**Instructions for the task:**
Extract every line of the material that holds the string "this".

**Dataset records:**
------------
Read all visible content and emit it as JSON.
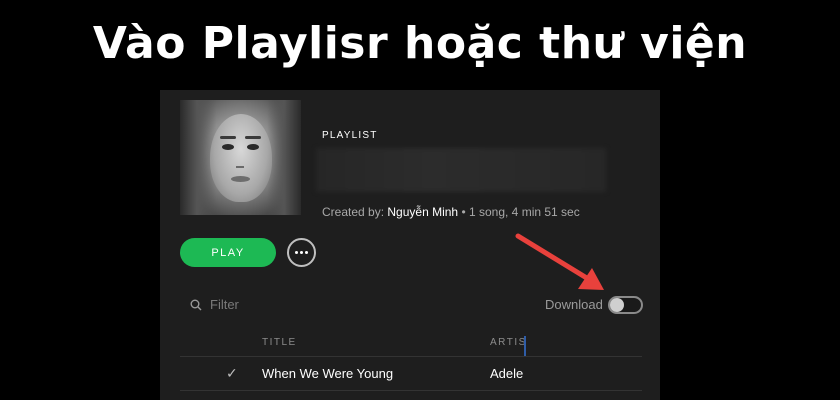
{
  "banner": {
    "title": "Vào Playlisr hoặc thư viện"
  },
  "playlist": {
    "type_label": "PLAYLIST",
    "created_by_prefix": "Created by:",
    "owner": "Nguyễn Minh",
    "stats": "• 1 song, 4 min 51 sec"
  },
  "actions": {
    "play_label": "PLAY"
  },
  "filter": {
    "placeholder": "Filter"
  },
  "download": {
    "label": "Download",
    "enabled": false
  },
  "table": {
    "columns": {
      "title": "TITLE",
      "artist": "ARTIST"
    },
    "rows": [
      {
        "title": "When We Were Young",
        "artist": "Adele",
        "saved": true
      }
    ]
  },
  "colors": {
    "accent": "#1db954",
    "annotation_arrow": "#e8413c",
    "background": "#1e1e1e"
  },
  "icons": [
    "more-options-icon",
    "search-icon",
    "check-icon",
    "arrow-annotation-icon"
  ]
}
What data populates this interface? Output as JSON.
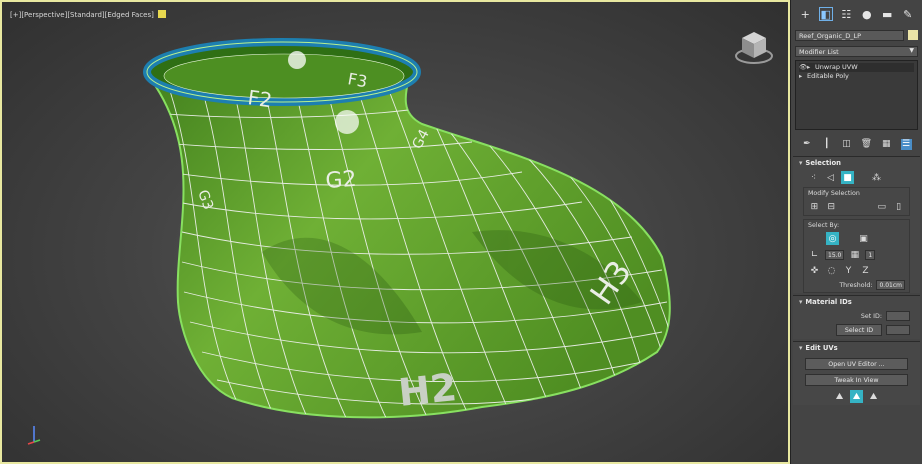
{
  "viewport": {
    "label": "[+][Perspective][Standard][Edged Faces]",
    "texture_labels": [
      "F2",
      "F3",
      "G2",
      "G3",
      "G4",
      "H2",
      "H3"
    ]
  },
  "panel": {
    "object_name": "Reef_Organic_D_LP",
    "modifier_list": "Modifier List",
    "stack": [
      "Unwrap UVW",
      "Editable Poly"
    ],
    "selection": {
      "title": "Selection",
      "modify_selection": "Modify Selection",
      "select_by": "Select By:",
      "angle_value": "15.0",
      "count_value": "1",
      "threshold_label": "Threshold:",
      "threshold_value": "0.01cm"
    },
    "material_ids": {
      "title": "Material IDs",
      "set_id": "Set ID:",
      "select_id": "Select ID"
    },
    "edit_uvs": {
      "title": "Edit UVs",
      "open_uv_editor": "Open UV Editor ...",
      "tweak_in_view": "Tweak In View"
    }
  },
  "colors": {
    "mesh_green": "#6aa92f",
    "rim_blue": "#1d7fb0",
    "selection_cyan": "#35b3c4",
    "viewport_border": "#e8e8a0"
  }
}
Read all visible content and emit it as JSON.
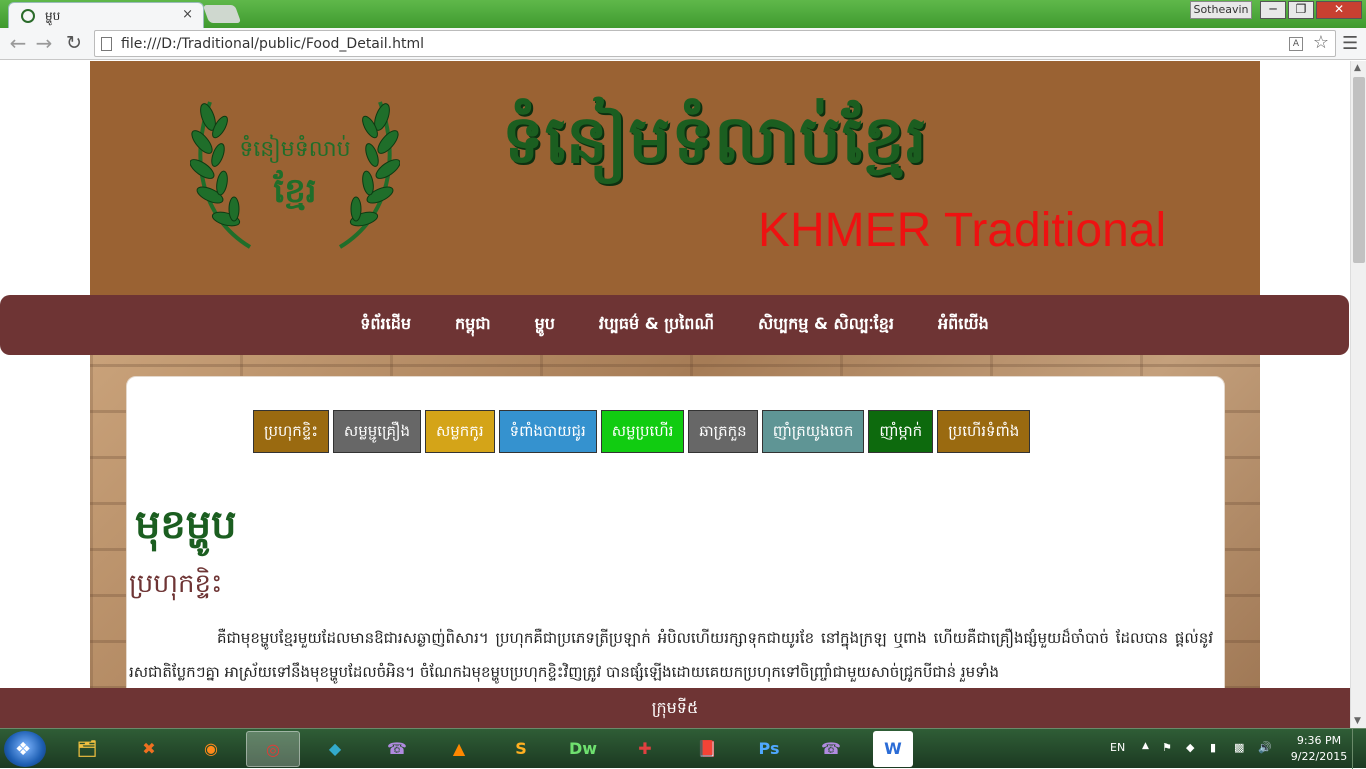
{
  "browser": {
    "tab_title": "ម្ហូប",
    "tab_close": "×",
    "url": "file:///D:/Traditional/public/Food_Detail.html",
    "user": "Sotheavin",
    "win_min": "─",
    "win_max": "❐",
    "win_close": "✕",
    "back_icon": "arrow-left-icon",
    "forward_icon": "arrow-right-icon",
    "reload_icon": "reload-icon",
    "star_icon": "star-icon",
    "menu_icon": "hamburger-icon"
  },
  "header": {
    "logo_line1": "ទំនៀមទំលាប់",
    "logo_line2": "ខ្មែរ",
    "title_kh": "ទំនៀមទំលាប់ខ្មែរ",
    "title_en": "KHMER Traditional",
    "bg_color": "#9a6233"
  },
  "nav": {
    "items": [
      {
        "label": "ទំព័រដើម"
      },
      {
        "label": "កម្ពុជា"
      },
      {
        "label": "ម្ហូប"
      },
      {
        "label": "វប្បធម៌ & ប្រពៃណី"
      },
      {
        "label": "សិប្បកម្ម & សិល្បៈខ្មែរ"
      },
      {
        "label": "អំពីយើង"
      }
    ],
    "bg_color": "#6e3434"
  },
  "categories": [
    {
      "label": "ប្រហុកខ្ទិះ",
      "color": "#9a6a10"
    },
    {
      "label": "សម្លម្ជូគ្រឿង",
      "color": "#676767"
    },
    {
      "label": "សម្លកកូរ",
      "color": "#d4a418"
    },
    {
      "label": "ទំពាំងបាយជូរ",
      "color": "#3592cf"
    },
    {
      "label": "សម្លប្រហើរ",
      "color": "#11cc11"
    },
    {
      "label": "ឆាត្រកួន",
      "color": "#676767"
    },
    {
      "label": "ញាំត្រយូងចេក",
      "color": "#5f9595"
    },
    {
      "label": "ញាំម្កាក់",
      "color": "#0d6a0d"
    },
    {
      "label": "ប្រហើរទំពាំង",
      "color": "#9a6a10"
    }
  ],
  "food": {
    "title": "មុខម្ហូប",
    "subtitle": "ប្រហុកខ្ទិះ",
    "description": "គឺជាមុខម្ហូបខ្មែរមួយដែលមានឱជារសឆ្ងាញ់ពិសារ។ ប្រហុកគឺជាប្រភេទត្រីប្រឡាក់ អំបិលហើយរក្សាទុកជាយូរខែ នៅក្នុងក្រឡ ឬពាង ហើយគឺជាគ្រឿងផ្សំមួយដ៏ចាំបាច់ ដែលបាន ផ្តល់នូវរសជាតិប្លែកៗគ្នា អាស្រ័យទៅនឹងមុខម្ហូបដែលចំអិន។ ចំណែកឯមុខម្ហូបប្រហុកខ្ទិះវិញត្រូវ បានផ្សំឡើងដោយគេយកប្រហុកទៅចិញ្ច្រាំជាមួយសាច់ជ្រូកបីជាន់ រួមទាំង"
  },
  "footer": {
    "text": "ក្រុមទី៥"
  },
  "taskbar": {
    "apps": [
      {
        "name": "explorer",
        "icon": "folder-icon",
        "glyph": "🗂"
      },
      {
        "name": "xampp",
        "icon": "xampp-icon",
        "glyph": "✖"
      },
      {
        "name": "firefox",
        "icon": "firefox-icon",
        "glyph": "◉"
      },
      {
        "name": "chrome",
        "icon": "chrome-icon",
        "glyph": "◎"
      },
      {
        "name": "bluestacks",
        "icon": "bluestacks-icon",
        "glyph": "◆"
      },
      {
        "name": "viber",
        "icon": "viber-icon",
        "glyph": "☎"
      },
      {
        "name": "vlc",
        "icon": "vlc-icon",
        "glyph": "▲"
      },
      {
        "name": "sublime",
        "icon": "sublime-icon",
        "glyph": "S"
      },
      {
        "name": "dreamweaver",
        "icon": "dreamweaver-icon",
        "glyph": "Dw"
      },
      {
        "name": "tools",
        "icon": "tools-icon",
        "glyph": "✚"
      },
      {
        "name": "dictionary",
        "icon": "book-icon",
        "glyph": "📕"
      },
      {
        "name": "photoshop",
        "icon": "photoshop-icon",
        "glyph": "Ps"
      },
      {
        "name": "viber2",
        "icon": "viber-icon",
        "glyph": "☎"
      },
      {
        "name": "word",
        "icon": "word-icon",
        "glyph": "W"
      }
    ],
    "lang": "EN",
    "time": "9:36 PM",
    "date": "9/22/2015"
  }
}
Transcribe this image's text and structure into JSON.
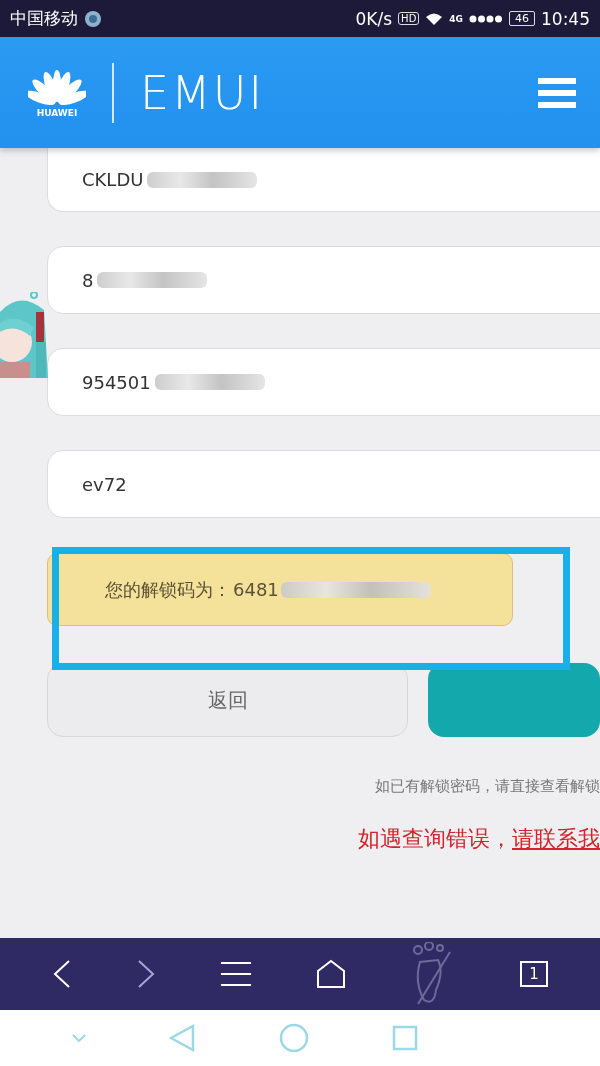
{
  "status_bar": {
    "carrier": "中国移动",
    "speed": "0K/s",
    "hd": "HD",
    "network": "4G",
    "battery": "46",
    "time": "10:45"
  },
  "header": {
    "brand": "HUAWEI",
    "title": "EMUI"
  },
  "fields": [
    {
      "value": "CKLDU",
      "blurred": true
    },
    {
      "value": "8",
      "blurred": true
    },
    {
      "value": "954501",
      "blurred": true
    },
    {
      "value": "ev72",
      "blurred": false
    }
  ],
  "result": {
    "label": "您的解锁码为：",
    "code": "6481",
    "blurred": true
  },
  "buttons": [
    {
      "kind": "secondary",
      "label": "返回"
    },
    {
      "kind": "primary"
    }
  ],
  "hint": "如已有解锁密码，请直接查看解锁",
  "error_note": {
    "text": "如遇查询错误，",
    "link": "请联系我"
  },
  "browser_bar": {
    "tab_count": "1"
  }
}
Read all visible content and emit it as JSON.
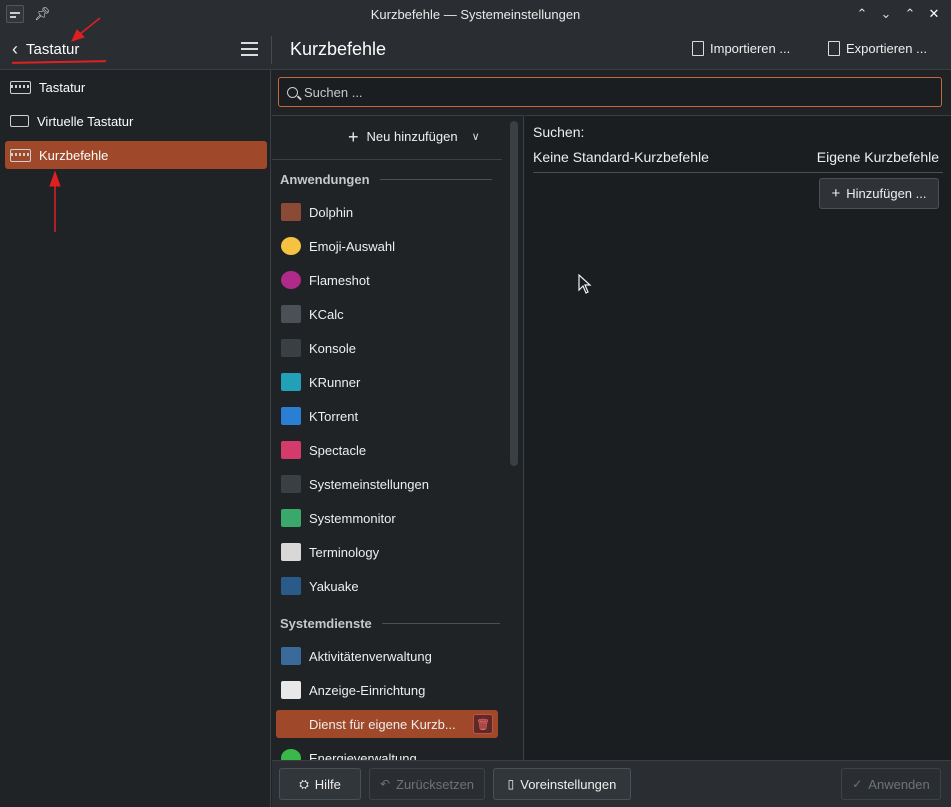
{
  "window": {
    "title": "Kurzbefehle — Systemeinstellungen",
    "controls": [
      "keep-above-icon",
      "minimize-icon",
      "maximize-icon",
      "close-icon"
    ]
  },
  "header": {
    "back_label": "Tastatur",
    "page_title": "Kurzbefehle",
    "import_label": "Importieren ...",
    "export_label": "Exportieren ..."
  },
  "sidebar": {
    "items": [
      {
        "label": "Tastatur",
        "icon": "keyboard-icon",
        "active": false
      },
      {
        "label": "Virtuelle Tastatur",
        "icon": "virtual-keyboard-icon",
        "active": false
      },
      {
        "label": "Kurzbefehle",
        "icon": "keyboard-icon",
        "active": true
      }
    ]
  },
  "search": {
    "placeholder": "Suchen ..."
  },
  "list": {
    "new_label": "Neu hinzufügen",
    "sections": [
      {
        "title": "Anwendungen",
        "items": [
          {
            "label": "Dolphin",
            "icon": "dolphin-icon",
            "color": "#8a4a35"
          },
          {
            "label": "Emoji-Auswahl",
            "icon": "emoji-icon",
            "color": "#f5c242"
          },
          {
            "label": "Flameshot",
            "icon": "flameshot-icon",
            "color": "#b02a8a"
          },
          {
            "label": "KCalc",
            "icon": "kcalc-icon",
            "color": "#4a5056"
          },
          {
            "label": "Konsole",
            "icon": "konsole-icon",
            "color": "#3a3f44"
          },
          {
            "label": "KRunner",
            "icon": "krunner-icon",
            "color": "#22a0b8"
          },
          {
            "label": "KTorrent",
            "icon": "ktorrent-icon",
            "color": "#2a7fd4"
          },
          {
            "label": "Spectacle",
            "icon": "spectacle-icon",
            "color": "#d43a6a"
          },
          {
            "label": "Systemeinstellungen",
            "icon": "system-settings-icon",
            "color": "#3a3f44"
          },
          {
            "label": "Systemmonitor",
            "icon": "system-monitor-icon",
            "color": "#3aa86a"
          },
          {
            "label": "Terminology",
            "icon": "terminology-icon",
            "color": "#d8d8d8"
          },
          {
            "label": "Yakuake",
            "icon": "yakuake-icon",
            "color": "#2a5a8a"
          }
        ]
      },
      {
        "title": "Systemdienste",
        "items": [
          {
            "label": "Aktivitätenverwaltung",
            "icon": "activities-icon",
            "color": "#3a6a9a"
          },
          {
            "label": "Anzeige-Einrichtung",
            "icon": "display-icon",
            "color": "#e8e8e8"
          },
          {
            "label": "Dienst für eigene Kurzb...",
            "icon": "document-icon",
            "color": "#a0492a",
            "active": true
          },
          {
            "label": "Energieverwaltung",
            "icon": "power-icon",
            "color": "#3ab84a"
          }
        ]
      }
    ]
  },
  "detail": {
    "search_label": "Suchen:",
    "col_default": "Keine Standard-Kurzbefehle",
    "col_custom": "Eigene Kurzbefehle",
    "add_label": "Hinzufügen ..."
  },
  "footer": {
    "help_label": "Hilfe",
    "reset_label": "Zurücksetzen",
    "defaults_label": "Voreinstellungen",
    "apply_label": "Anwenden"
  },
  "colors": {
    "accent": "#a0492a",
    "focus": "#c6673f",
    "annotation": "#e02020"
  }
}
------------
**Written answer:**
What data populates this interface? Output as JSON.
Transcribe this image's text and structure into JSON.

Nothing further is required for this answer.